◆ GIVEN PROBLEM ◆
The listing below should be written out exactly; please include all of it.

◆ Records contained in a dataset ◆
# # # #

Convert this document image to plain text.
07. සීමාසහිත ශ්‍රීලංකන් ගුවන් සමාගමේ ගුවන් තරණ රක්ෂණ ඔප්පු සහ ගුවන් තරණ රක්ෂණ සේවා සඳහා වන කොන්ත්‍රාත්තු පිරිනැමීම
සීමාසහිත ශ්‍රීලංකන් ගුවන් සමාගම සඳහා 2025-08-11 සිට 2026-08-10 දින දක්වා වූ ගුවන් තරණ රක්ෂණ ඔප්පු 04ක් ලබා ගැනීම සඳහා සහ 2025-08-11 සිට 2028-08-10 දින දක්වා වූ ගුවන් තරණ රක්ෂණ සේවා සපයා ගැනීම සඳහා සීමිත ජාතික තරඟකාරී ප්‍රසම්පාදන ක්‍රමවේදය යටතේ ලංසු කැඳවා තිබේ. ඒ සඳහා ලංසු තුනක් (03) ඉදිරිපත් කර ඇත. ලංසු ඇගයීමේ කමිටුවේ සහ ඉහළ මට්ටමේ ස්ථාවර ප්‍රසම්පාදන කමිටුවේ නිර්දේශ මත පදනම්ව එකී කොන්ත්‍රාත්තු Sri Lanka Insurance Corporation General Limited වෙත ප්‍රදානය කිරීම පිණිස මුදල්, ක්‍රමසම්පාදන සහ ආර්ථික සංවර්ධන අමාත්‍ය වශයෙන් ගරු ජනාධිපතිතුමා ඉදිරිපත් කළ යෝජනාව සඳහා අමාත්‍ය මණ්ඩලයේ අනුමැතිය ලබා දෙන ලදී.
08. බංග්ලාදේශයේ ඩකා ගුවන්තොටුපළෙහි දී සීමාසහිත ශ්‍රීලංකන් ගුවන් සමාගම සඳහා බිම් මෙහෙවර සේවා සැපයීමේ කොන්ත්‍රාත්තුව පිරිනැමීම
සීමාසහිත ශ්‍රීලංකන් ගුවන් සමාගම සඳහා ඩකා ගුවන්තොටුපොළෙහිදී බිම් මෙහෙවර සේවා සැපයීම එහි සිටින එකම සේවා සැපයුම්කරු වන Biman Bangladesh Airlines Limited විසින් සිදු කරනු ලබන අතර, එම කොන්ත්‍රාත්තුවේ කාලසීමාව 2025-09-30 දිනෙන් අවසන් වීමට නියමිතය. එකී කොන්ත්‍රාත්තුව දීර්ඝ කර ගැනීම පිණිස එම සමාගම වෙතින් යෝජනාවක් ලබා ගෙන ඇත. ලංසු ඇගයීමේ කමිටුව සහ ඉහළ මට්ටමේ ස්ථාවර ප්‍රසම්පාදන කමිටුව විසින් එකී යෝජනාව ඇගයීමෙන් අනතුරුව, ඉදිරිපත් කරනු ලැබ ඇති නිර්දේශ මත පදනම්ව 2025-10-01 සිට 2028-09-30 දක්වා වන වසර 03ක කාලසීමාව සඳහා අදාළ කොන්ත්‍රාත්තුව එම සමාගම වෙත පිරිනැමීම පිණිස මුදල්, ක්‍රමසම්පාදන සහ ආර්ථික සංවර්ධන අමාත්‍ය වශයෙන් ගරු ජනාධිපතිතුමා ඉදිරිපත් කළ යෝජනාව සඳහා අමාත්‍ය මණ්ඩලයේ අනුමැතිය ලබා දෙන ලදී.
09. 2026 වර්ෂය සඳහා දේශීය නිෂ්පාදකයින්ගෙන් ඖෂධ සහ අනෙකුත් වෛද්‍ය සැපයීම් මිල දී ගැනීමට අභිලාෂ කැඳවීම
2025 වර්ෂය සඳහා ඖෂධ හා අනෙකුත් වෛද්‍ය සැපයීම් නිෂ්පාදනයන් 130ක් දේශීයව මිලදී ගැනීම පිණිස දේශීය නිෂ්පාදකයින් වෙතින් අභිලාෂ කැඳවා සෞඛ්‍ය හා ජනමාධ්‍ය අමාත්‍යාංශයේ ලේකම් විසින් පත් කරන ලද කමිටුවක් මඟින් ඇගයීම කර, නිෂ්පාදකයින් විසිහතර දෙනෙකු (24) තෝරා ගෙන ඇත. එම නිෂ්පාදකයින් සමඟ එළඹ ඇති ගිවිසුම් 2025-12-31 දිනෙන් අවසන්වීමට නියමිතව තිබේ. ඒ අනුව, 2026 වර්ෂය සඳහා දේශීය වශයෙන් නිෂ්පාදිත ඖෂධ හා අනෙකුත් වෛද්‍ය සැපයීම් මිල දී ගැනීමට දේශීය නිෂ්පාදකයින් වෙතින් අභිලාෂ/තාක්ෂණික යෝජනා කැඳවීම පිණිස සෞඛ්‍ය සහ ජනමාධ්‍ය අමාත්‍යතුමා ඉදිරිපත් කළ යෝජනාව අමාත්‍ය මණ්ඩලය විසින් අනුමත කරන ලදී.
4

# # # #

◆ RESPONSE ◆
Convert this document image to plain text.
07. සීමාසහිත ශ්‍රීලංකන් ගුවන් සමාගමේ ගුවන් තරණ රක්ෂණ ඔප්පු සහ ගුවන් තරණ රක්ෂණ සේවා සඳහා වන කොන්ත්‍රාත්තු පිරිනැමීම
සීමාසහිත ශ්‍රීලංකන් ගුවන් සමාගම සඳහා 2025-08-11 සිට 2026-08-10 දින දක්වා වූ ගුවන් තරණ රක්ෂණ ඔප්පු 04ක් ලබා ගැනීම සඳහා සහ 2025-08-11 සිට 2028-08-10 දින දක්වා වූ ගුවන් තරණ රක්ෂණ සේවා සපයා ගැනීම සඳහා සීමිත ජාතික තරඟකාරී ප්‍රසම්පාදන ක්‍රමවේදය යටතේ ලංසු කැඳවා තිබේ. ඒ සඳහා ලංසු තුනක් (03) ඉදිරිපත් කර ඇත. ලංසු ඇගයීමේ කමිටුවේ සහ ඉහළ මට්ටමේ ස්ථාවර ප්‍රසම්පාදන කමිටුවේ නිර්දේශ මත පදනම්ව එකී කොන්ත්‍රාත්තු Sri Lanka Insurance Corporation General Limited වෙත ප්‍රදානය කිරීම පිණිස මුදල්, ක්‍රමසම්පාදන සහ ආර්ථික සංවර්ධන අමාත්‍ය වශයෙන් ගරු ජනාධිපතිතුමා ඉදිරිපත් කළ යෝජනාව සඳහා අමාත්‍ය මණ්ඩලයේ අනුමැතිය ලබා දෙන ලදී.
08. බංග්ලාදේශයේ ඩකා ගුවන්තොටුපළෙහි දී සීමාසහිත ශ්‍රීලංකන් ගුවන් සමාගම සඳහා බිම් මෙහෙවර සේවා සැපයීමේ කොන්ත්‍රාත්තුව පිරිනැමීම
සීමාසහිත ශ්‍රීලංකන් ගුවන් සමාගම සඳහා ඩකා ගුවන්තොටුපොළෙහිදී බිම් මෙහෙවර සේවා සැපයීම එහි සිටින එකම සේවා සැපයුම්කරු වන Biman Bangladesh Airlines Limited විසින් සිදු කරනු ලබන අතර, එම කොන්ත්‍රාත්තුවේ කාලසීමාව 2025-09-30 දිනෙන් අවසන් වීමට නියමිතය. එකී කොන්ත්‍රාත්තුව දීර්ඝ කර ගැනීම පිණිස එම සමාගම වෙතින් යෝජනාවක් ලබා ගෙන ඇත. ලංසු ඇගයීමේ කමිටුව සහ ඉහළ මට්ටමේ ස්ථාවර ප්‍රසම්පාදන කමිටුව විසින් එකී යෝජනාව ඇගයීමෙන් අනතුරුව, ඉදිරිපත් කරනු ලැබ ඇති නිර්දේශ මත පදනම්ව 2025-10-01 සිට 2028-09-30 දක්වා වන වසර 03ක කාලසීමාව සඳහා අදාළ කොන්ත්‍රාත්තුව එම සමාගම වෙත පිරිනැමීම පිණිස මුදල්, ක්‍රමසම්පාදන සහ ආර්ථික සංවර්ධන අමාත්‍ය වශයෙන් ගරු ජනාධිපතිතුමා ඉදිරිපත් කළ යෝජනාව සඳහා අමාත්‍ය මණ්ඩලයේ අනුමැතිය ලබා දෙන ලදී.
09. 2026 වර්ෂය සඳහා දේශීය නිෂ්පාදකයින්ගෙන් ඖෂධ සහ අනෙකුත් වෛද්‍ය සැපයීම් මිල දී ගැනීමට අභිලාෂ කැඳවීම
2025 වර්ෂය සඳහා ඖෂධ හා අනෙකුත් වෛද්‍ය සැපයීම් නිෂ්පාදනයන් 130ක් දේශීයව මිලදී ගැනීම පිණිස දේශීය නිෂ්පාදකයින් වෙතින් අභිලාෂ කැඳවා සෞඛ්‍ය හා ජනමාධ්‍ය අමාත්‍යාංශයේ ලේකම් විසින් පත් කරන ලද කමිටුවක් මඟින් ඇගයීම කර, නිෂ්පාදකයින් විසිහතර දෙනෙකු (24) තෝරා ගෙන ඇත. එම නිෂ්පාදකයින් සමඟ එළඹ ඇති ගිවිසුම් 2025-12-31 දිනෙන් අවසන්වීමට නියමිතව තිබේ. ඒ අනුව, 2026 වර්ෂය සඳහා දේශීය වශයෙන් නිෂ්පාදිත ඖෂධ හා අනෙකුත් වෛද්‍ය සැපයීම් මිල දී ගැනීමට දේශීය නිෂ්පාදකයින් වෙතින් අභිලාෂ/තාක්ෂණික යෝජනා කැඳවීම පිණිස සෞඛ්‍ය සහ ජනමාධ්‍ය අමාත්‍යතුමා ඉදිරිපත් කළ යෝජනාව අමාත්‍ය මණ්ඩලය විසින් අනුමත කරන ලදී.
4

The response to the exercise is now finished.